Dataset rows -

━━━━━━━━━━━━━━━━

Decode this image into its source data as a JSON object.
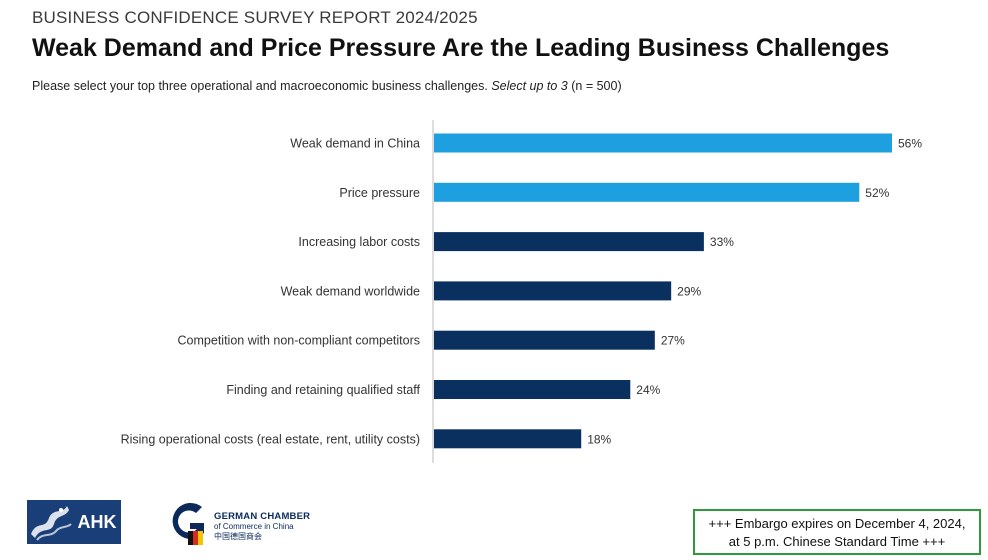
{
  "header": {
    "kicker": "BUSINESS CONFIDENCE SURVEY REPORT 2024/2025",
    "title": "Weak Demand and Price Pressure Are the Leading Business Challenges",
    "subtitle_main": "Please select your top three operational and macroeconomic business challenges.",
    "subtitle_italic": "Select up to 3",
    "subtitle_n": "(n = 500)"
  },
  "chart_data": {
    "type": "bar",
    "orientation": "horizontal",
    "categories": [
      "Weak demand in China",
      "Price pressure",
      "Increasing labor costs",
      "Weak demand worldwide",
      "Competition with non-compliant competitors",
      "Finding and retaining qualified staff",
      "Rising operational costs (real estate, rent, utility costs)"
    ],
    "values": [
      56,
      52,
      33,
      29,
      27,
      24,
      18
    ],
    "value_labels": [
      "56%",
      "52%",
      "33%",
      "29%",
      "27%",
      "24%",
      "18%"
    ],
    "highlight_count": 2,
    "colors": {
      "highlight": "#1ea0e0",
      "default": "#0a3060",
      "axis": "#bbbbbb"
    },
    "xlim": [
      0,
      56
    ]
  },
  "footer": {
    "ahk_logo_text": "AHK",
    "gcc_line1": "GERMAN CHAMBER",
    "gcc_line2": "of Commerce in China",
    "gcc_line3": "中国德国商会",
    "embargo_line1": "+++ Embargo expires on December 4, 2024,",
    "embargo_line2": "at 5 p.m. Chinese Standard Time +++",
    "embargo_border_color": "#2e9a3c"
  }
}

━━━━━━━━━━━━━━━━

Required task -
Each line with the string "operational" in it needs to be found and copied.

Problem solution -
    "subtitle_main": "Please select your top three operational and macroeconomic business challenges.",
      "Rising operational costs (real estate, rent, utility costs)"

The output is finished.